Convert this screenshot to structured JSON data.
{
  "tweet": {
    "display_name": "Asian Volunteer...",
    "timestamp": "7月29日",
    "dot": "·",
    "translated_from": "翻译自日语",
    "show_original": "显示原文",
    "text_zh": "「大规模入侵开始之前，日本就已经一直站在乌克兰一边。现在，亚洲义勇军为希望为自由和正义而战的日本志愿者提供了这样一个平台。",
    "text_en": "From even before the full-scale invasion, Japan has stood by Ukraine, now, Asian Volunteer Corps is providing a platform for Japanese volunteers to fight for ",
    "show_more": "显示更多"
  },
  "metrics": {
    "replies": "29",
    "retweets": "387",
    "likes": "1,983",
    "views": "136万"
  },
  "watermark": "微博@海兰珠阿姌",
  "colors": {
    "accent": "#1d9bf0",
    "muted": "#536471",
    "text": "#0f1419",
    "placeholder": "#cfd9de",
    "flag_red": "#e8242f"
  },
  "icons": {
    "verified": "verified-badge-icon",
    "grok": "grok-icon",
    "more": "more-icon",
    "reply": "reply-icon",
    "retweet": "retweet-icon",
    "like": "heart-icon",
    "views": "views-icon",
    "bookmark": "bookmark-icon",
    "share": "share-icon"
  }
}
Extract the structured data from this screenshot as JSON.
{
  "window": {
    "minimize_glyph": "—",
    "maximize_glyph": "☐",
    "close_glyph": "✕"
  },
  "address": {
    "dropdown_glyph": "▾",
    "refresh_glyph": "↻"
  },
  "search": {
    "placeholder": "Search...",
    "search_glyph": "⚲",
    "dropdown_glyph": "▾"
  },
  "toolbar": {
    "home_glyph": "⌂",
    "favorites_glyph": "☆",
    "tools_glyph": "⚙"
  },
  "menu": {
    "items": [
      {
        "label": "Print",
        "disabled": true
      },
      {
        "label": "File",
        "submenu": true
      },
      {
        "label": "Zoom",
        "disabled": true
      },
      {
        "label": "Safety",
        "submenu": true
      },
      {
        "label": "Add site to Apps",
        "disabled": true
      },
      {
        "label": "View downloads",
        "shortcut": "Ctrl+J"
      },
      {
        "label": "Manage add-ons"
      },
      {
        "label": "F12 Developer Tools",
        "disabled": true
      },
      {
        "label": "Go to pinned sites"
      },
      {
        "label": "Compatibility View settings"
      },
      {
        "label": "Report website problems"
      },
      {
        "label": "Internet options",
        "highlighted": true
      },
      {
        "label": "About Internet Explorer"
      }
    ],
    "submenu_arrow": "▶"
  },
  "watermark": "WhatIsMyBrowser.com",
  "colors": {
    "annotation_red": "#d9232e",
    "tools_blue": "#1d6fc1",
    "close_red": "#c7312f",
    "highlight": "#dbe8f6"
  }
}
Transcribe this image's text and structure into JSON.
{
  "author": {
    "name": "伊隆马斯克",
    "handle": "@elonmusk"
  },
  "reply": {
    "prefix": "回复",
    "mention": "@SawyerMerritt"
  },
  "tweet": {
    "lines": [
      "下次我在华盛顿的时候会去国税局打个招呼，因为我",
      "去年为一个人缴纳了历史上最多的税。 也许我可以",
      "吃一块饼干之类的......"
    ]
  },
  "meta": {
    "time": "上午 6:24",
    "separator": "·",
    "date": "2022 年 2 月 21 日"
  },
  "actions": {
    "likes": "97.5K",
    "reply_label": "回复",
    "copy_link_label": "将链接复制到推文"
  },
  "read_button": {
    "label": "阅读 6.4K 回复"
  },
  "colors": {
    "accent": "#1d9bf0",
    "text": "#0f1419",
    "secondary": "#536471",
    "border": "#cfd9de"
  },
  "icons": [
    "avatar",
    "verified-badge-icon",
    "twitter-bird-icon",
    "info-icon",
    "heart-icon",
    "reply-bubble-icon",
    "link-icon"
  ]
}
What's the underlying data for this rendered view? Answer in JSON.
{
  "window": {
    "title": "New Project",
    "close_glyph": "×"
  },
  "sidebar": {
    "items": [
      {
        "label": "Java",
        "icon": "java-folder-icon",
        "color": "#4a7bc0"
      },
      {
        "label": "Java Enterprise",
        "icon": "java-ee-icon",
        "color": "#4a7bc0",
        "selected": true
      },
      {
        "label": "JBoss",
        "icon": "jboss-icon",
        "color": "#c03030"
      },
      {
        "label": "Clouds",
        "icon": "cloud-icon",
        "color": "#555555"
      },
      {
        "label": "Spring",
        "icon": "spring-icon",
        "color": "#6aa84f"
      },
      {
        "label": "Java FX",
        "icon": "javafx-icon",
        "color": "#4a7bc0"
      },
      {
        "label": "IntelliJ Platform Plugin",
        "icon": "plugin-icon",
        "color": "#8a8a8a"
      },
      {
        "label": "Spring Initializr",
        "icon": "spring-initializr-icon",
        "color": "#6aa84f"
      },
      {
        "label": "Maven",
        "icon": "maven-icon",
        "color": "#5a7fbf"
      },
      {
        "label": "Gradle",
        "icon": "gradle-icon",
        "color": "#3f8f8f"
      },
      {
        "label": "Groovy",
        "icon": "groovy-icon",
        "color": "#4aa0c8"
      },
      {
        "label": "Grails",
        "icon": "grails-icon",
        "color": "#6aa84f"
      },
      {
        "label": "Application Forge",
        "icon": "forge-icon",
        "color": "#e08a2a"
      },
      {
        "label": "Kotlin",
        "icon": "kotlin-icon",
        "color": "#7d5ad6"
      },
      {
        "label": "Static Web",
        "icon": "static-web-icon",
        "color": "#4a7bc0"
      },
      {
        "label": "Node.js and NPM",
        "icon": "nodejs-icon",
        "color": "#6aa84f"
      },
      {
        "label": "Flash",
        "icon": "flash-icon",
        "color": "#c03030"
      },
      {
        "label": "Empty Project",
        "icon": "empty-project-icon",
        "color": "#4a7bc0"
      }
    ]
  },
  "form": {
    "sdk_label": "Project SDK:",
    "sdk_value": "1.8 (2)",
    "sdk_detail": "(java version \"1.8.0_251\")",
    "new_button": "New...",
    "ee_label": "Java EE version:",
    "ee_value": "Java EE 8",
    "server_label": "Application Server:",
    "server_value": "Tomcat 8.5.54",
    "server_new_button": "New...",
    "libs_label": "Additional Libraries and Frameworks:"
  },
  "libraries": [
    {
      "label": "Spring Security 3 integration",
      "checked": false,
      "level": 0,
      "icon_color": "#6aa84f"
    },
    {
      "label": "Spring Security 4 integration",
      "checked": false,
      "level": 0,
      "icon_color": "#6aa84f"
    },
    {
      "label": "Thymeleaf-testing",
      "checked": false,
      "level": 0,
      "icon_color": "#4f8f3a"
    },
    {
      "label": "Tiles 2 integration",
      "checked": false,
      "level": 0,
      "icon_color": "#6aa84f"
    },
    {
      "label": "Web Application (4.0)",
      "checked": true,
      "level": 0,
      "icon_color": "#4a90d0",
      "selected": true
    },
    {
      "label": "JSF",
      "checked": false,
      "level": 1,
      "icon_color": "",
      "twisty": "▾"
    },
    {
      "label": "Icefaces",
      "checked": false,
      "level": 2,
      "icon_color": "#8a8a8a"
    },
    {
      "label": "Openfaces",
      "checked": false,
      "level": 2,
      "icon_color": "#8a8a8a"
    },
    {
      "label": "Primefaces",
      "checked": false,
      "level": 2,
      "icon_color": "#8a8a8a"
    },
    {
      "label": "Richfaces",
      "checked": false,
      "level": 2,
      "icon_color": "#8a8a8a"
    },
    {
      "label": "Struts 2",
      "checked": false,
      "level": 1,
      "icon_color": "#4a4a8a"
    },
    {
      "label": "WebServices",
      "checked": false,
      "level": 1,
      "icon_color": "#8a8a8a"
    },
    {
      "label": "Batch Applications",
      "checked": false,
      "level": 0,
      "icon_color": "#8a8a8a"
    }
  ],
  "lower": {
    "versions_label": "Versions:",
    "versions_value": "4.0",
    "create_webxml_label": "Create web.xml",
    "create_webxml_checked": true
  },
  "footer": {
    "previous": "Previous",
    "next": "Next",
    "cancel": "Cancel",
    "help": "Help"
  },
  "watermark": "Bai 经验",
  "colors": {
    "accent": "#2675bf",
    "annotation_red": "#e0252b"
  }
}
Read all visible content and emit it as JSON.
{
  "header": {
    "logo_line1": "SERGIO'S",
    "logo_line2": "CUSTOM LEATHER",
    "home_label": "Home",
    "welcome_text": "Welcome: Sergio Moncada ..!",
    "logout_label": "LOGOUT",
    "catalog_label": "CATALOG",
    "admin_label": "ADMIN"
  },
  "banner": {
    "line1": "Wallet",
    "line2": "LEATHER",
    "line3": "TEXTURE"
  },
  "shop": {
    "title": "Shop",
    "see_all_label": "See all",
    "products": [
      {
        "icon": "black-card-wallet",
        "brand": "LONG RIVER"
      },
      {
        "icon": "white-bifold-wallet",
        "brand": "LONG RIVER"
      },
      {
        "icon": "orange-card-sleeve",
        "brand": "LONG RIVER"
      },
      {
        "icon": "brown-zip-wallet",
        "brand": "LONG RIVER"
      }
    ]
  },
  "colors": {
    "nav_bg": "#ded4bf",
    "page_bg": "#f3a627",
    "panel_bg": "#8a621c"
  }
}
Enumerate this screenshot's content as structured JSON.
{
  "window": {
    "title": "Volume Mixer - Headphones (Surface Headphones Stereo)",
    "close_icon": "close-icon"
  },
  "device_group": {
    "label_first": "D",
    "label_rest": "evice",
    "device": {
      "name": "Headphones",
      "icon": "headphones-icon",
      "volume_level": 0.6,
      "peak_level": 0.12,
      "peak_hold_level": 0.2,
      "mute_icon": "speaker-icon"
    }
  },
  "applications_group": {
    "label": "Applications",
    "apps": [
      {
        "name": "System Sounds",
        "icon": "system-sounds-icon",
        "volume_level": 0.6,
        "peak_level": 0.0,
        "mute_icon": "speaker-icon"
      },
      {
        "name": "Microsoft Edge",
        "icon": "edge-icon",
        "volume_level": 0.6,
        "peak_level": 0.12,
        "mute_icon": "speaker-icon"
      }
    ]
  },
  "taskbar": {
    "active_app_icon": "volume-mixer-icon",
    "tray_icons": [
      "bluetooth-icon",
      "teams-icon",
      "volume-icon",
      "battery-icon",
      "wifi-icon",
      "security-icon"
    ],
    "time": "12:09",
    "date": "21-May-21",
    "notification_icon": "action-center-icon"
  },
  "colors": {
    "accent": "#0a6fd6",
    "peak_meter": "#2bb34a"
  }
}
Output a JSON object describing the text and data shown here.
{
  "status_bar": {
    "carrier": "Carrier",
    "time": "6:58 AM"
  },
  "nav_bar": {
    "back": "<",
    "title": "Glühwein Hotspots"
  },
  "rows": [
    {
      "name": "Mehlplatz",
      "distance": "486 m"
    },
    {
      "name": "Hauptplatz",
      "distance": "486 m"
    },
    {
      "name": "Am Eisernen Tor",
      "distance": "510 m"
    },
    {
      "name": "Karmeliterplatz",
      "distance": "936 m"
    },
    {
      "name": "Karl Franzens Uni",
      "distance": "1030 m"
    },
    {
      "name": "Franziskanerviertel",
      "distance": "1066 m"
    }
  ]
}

* _What is expected_: Gather and return every line that holds the string "integration".

* _Exercise solution_:
      "label": "Spring Security 3 integration",
      "label": "Spring Security 4 integration",
      "label": "Tiles 2 integration",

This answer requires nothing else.